Identify the lines that contain the string "down", then copy each of them.

• _Material provided_:

________________________

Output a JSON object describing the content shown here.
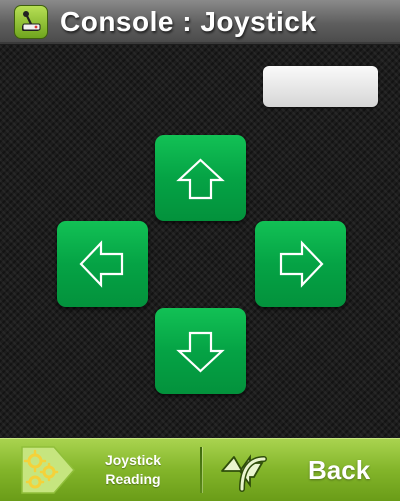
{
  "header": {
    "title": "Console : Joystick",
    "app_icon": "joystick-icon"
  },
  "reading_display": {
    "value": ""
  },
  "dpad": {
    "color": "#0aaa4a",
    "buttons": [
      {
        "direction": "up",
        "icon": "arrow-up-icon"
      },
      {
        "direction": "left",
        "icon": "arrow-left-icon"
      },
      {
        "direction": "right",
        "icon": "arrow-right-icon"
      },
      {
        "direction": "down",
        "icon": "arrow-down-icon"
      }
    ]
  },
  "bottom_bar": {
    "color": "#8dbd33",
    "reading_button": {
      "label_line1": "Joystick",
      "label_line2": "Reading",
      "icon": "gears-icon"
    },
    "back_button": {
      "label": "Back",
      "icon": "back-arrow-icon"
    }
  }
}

________________________

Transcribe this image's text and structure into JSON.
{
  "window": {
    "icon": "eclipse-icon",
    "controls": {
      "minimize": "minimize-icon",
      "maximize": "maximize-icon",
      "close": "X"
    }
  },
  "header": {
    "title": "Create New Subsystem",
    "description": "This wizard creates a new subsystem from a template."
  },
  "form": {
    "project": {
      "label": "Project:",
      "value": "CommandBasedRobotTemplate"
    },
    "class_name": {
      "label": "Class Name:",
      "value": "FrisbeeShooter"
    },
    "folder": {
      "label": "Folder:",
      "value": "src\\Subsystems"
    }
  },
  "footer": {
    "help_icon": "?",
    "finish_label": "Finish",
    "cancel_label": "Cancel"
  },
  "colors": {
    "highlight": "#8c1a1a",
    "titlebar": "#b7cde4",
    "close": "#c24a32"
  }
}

________________________

• _Completed task_:
        "direction": "down",
        "icon": "arrow-down-icon"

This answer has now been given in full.